What is needed
Using the listing below, give the number of lines where "xlabel" appears, and nothing else.

--- START Supplied records ---

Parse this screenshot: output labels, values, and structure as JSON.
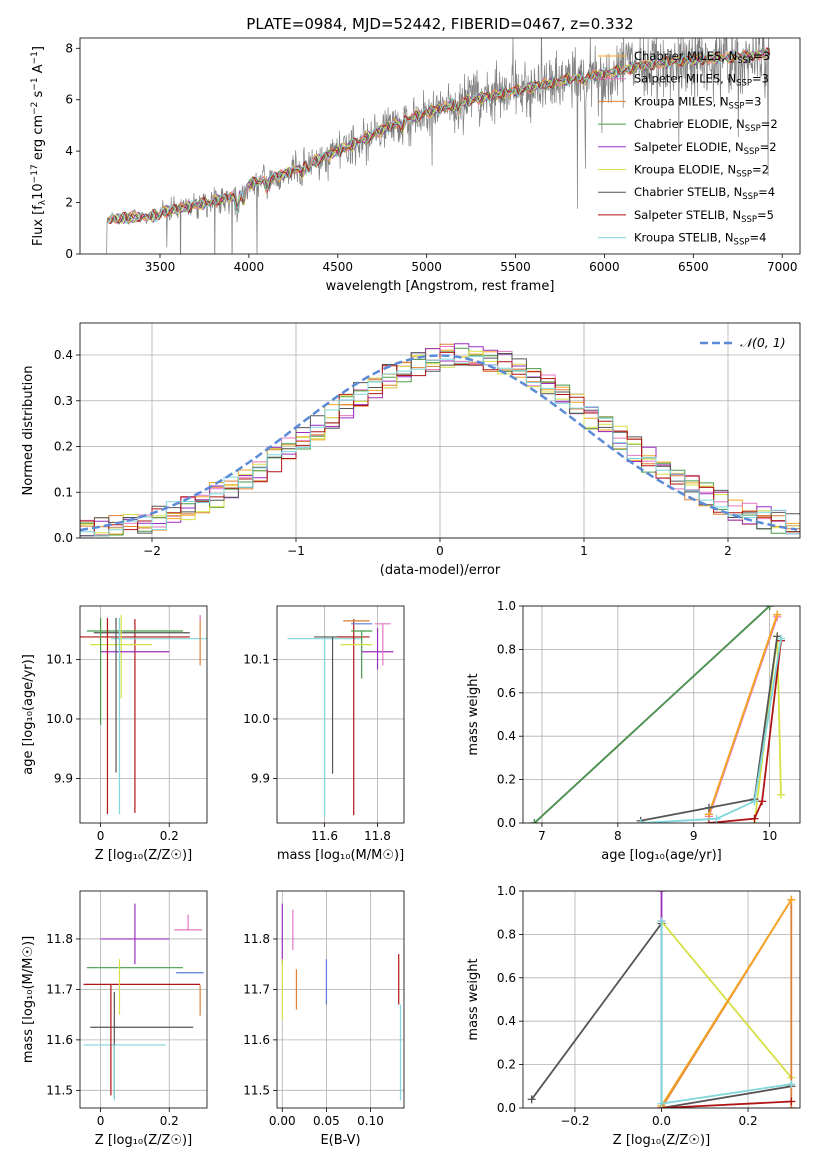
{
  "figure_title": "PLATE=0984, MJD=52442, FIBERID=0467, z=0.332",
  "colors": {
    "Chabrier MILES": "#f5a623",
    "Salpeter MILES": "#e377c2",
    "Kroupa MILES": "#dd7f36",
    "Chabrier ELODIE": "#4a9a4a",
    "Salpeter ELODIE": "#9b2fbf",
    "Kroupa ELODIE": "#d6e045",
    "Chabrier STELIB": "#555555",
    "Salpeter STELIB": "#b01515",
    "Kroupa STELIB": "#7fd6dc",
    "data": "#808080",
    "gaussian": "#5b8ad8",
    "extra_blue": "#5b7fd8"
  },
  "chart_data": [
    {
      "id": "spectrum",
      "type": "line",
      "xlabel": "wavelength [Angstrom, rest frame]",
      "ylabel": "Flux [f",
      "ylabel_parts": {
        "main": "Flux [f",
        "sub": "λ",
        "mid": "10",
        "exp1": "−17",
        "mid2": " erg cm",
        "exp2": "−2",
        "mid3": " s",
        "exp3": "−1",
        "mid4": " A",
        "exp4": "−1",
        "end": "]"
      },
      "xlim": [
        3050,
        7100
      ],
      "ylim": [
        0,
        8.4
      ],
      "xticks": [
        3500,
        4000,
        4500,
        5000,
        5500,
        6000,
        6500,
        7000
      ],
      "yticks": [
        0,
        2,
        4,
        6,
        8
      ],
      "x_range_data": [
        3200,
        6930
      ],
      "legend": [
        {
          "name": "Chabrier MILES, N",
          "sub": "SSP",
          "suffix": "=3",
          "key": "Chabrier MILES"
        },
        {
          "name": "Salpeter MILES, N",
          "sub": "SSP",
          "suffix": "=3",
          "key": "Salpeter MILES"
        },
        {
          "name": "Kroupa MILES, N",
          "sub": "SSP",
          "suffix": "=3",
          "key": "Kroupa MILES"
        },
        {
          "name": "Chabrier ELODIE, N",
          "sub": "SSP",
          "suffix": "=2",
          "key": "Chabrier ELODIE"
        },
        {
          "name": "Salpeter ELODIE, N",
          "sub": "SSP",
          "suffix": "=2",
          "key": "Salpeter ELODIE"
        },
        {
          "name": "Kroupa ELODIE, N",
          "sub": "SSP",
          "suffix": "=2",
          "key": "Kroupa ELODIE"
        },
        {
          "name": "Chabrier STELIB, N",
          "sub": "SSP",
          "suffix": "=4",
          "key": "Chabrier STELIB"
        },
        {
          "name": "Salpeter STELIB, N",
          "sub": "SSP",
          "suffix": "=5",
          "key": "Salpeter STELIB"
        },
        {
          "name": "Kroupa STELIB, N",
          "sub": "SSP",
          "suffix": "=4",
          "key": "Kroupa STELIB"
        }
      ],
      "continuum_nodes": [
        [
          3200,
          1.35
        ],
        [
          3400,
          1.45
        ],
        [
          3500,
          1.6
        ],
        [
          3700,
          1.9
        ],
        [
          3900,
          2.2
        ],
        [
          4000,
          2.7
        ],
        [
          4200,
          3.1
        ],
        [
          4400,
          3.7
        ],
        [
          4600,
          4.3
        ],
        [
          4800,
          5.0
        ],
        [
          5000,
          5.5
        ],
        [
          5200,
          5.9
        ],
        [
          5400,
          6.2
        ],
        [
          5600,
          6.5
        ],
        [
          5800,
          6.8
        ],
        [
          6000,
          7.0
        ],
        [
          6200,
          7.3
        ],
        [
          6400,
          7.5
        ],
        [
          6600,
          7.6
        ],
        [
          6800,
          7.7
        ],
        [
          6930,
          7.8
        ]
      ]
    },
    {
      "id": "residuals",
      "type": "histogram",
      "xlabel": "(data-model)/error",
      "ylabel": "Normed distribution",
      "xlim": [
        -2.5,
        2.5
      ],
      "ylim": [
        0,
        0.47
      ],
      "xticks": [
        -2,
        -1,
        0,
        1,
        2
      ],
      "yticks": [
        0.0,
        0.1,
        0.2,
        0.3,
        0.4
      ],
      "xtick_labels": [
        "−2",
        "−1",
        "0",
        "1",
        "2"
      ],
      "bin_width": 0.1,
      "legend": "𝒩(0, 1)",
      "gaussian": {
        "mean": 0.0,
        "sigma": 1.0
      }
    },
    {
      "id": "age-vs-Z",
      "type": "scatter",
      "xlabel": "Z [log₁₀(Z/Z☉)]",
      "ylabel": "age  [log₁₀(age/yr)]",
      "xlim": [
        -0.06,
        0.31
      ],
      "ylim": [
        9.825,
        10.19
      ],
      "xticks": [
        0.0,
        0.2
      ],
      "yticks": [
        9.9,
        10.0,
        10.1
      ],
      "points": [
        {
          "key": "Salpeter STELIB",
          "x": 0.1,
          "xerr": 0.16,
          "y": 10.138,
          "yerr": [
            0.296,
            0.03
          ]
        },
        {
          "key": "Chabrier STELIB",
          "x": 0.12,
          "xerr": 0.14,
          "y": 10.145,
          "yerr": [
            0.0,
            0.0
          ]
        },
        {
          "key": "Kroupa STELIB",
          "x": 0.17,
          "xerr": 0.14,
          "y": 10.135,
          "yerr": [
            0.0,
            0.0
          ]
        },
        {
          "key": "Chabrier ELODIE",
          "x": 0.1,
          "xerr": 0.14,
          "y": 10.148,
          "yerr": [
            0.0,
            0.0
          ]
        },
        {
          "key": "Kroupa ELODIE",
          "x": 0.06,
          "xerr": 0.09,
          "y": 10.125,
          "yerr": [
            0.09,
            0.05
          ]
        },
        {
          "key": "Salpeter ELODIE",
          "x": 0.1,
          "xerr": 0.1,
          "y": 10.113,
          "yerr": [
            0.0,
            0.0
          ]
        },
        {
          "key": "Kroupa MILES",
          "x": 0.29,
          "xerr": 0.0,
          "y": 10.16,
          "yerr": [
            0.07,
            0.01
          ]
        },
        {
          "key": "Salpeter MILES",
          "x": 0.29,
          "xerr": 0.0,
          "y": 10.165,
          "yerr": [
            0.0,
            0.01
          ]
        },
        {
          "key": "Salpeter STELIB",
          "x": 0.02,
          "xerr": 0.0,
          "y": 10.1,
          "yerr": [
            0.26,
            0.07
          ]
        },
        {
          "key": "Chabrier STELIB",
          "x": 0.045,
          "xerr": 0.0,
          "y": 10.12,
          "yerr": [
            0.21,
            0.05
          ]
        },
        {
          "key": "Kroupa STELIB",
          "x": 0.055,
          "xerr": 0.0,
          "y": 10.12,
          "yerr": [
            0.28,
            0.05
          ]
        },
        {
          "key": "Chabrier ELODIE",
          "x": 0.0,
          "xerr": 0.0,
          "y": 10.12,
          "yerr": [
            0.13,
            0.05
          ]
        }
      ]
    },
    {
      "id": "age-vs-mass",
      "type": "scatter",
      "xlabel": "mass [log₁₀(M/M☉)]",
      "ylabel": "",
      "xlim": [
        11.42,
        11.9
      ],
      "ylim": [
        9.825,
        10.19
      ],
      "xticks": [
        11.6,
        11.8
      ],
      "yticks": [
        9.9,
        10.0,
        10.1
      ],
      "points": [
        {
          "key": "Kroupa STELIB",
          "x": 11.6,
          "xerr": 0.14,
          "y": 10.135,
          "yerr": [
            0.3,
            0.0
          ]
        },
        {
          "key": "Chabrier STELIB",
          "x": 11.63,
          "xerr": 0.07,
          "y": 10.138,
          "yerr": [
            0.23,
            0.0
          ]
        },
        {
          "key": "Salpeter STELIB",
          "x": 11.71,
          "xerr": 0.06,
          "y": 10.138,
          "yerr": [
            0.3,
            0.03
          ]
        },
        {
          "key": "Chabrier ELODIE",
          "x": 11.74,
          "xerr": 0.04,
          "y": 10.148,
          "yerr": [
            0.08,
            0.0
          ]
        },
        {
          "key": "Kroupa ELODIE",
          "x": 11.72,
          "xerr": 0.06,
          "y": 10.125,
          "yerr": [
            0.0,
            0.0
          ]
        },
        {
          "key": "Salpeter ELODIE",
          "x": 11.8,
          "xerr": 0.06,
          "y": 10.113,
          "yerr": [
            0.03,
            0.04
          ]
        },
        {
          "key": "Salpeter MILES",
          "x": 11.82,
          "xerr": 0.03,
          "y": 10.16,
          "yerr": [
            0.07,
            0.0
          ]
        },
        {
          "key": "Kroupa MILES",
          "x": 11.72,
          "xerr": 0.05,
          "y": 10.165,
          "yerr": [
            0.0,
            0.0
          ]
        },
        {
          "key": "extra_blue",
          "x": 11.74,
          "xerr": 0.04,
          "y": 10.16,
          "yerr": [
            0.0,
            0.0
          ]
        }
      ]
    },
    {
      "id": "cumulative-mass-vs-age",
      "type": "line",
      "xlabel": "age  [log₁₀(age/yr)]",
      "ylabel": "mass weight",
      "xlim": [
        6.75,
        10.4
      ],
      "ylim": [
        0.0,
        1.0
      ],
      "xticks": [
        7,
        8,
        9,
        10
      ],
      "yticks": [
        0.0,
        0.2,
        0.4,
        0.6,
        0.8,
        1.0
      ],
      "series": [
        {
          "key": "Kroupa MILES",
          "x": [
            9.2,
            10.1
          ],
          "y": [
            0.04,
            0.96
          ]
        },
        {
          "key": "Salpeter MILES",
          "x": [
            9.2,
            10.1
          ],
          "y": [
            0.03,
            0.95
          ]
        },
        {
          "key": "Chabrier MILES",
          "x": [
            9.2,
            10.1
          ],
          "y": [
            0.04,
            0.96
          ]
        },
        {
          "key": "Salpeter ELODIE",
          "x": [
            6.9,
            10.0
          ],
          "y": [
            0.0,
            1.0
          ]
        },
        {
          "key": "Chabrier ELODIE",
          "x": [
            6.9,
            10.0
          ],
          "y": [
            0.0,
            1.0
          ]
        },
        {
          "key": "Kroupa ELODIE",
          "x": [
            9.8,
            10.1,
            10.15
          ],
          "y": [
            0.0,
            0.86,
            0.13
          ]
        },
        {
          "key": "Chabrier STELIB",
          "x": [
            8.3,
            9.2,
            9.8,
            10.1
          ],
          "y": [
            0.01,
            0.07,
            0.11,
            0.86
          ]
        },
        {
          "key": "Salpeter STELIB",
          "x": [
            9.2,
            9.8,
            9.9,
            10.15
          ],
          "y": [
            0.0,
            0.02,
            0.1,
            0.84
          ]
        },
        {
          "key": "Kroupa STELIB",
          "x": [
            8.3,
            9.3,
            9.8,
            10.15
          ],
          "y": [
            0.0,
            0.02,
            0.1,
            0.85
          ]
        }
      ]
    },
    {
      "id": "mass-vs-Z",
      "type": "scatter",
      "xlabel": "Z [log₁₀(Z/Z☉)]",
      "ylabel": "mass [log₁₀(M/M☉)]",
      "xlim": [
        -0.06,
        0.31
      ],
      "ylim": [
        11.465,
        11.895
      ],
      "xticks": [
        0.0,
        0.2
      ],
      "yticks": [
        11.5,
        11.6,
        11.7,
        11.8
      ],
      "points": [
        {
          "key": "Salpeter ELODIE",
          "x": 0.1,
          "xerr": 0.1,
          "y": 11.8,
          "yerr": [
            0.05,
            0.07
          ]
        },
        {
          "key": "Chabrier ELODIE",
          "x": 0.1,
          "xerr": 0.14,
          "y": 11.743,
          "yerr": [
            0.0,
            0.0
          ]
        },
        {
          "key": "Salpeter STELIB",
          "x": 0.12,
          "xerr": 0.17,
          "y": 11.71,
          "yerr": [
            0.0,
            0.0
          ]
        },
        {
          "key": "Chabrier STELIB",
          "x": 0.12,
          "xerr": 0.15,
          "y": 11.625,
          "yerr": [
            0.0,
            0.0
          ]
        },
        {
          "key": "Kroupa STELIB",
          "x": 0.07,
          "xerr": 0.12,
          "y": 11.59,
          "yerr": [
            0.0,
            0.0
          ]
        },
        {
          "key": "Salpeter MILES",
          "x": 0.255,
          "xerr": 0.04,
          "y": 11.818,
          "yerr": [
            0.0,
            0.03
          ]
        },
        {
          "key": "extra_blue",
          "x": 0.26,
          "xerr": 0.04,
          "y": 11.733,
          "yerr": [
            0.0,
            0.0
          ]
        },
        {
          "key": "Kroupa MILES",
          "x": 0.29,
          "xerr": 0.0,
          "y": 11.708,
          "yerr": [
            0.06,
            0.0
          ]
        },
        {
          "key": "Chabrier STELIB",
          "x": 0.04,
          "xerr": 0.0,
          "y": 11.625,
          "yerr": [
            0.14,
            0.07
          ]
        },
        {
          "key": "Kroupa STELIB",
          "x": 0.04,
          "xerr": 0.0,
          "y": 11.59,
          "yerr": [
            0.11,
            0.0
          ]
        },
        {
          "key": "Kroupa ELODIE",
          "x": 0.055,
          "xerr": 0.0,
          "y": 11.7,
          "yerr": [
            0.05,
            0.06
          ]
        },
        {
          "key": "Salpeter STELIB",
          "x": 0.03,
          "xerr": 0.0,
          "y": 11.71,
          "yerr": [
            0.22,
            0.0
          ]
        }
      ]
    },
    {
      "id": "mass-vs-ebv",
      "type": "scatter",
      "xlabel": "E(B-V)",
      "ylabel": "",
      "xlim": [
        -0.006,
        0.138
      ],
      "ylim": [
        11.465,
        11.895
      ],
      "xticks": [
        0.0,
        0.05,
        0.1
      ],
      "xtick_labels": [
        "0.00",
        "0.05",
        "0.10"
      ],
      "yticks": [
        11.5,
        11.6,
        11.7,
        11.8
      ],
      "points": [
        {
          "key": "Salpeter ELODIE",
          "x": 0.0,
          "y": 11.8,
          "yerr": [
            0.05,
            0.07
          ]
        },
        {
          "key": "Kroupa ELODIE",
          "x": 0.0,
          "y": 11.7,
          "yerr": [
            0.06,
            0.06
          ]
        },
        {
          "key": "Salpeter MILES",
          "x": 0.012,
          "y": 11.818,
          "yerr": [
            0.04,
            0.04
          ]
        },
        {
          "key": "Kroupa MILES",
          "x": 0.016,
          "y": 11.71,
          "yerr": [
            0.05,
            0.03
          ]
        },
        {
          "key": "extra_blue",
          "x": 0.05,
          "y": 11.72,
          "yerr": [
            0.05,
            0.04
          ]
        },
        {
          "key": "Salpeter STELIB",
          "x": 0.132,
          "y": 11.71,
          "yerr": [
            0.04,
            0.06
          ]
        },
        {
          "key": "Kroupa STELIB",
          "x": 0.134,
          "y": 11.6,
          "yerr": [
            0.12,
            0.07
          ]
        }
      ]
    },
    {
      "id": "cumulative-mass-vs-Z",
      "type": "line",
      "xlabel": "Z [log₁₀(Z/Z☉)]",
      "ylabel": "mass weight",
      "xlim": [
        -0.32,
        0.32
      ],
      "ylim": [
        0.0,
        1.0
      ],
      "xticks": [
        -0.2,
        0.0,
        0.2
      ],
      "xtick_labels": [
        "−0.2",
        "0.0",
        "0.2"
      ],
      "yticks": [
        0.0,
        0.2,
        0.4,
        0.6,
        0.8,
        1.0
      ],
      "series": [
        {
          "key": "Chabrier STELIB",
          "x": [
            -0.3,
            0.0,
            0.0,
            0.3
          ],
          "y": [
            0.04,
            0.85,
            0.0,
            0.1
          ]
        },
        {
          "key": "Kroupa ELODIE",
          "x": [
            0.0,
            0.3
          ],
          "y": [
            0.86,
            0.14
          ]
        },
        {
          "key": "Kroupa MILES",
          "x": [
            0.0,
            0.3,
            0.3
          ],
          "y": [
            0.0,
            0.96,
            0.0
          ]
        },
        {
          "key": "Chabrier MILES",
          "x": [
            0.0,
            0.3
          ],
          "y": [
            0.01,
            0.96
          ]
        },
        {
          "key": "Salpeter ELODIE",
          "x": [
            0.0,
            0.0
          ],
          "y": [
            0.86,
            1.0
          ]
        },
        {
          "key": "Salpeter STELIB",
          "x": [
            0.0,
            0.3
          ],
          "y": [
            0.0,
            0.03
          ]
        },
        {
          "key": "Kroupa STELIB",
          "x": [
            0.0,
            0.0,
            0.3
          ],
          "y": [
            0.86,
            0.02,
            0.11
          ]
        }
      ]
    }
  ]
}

--- END Supplied records ---

Solution for this exercise
8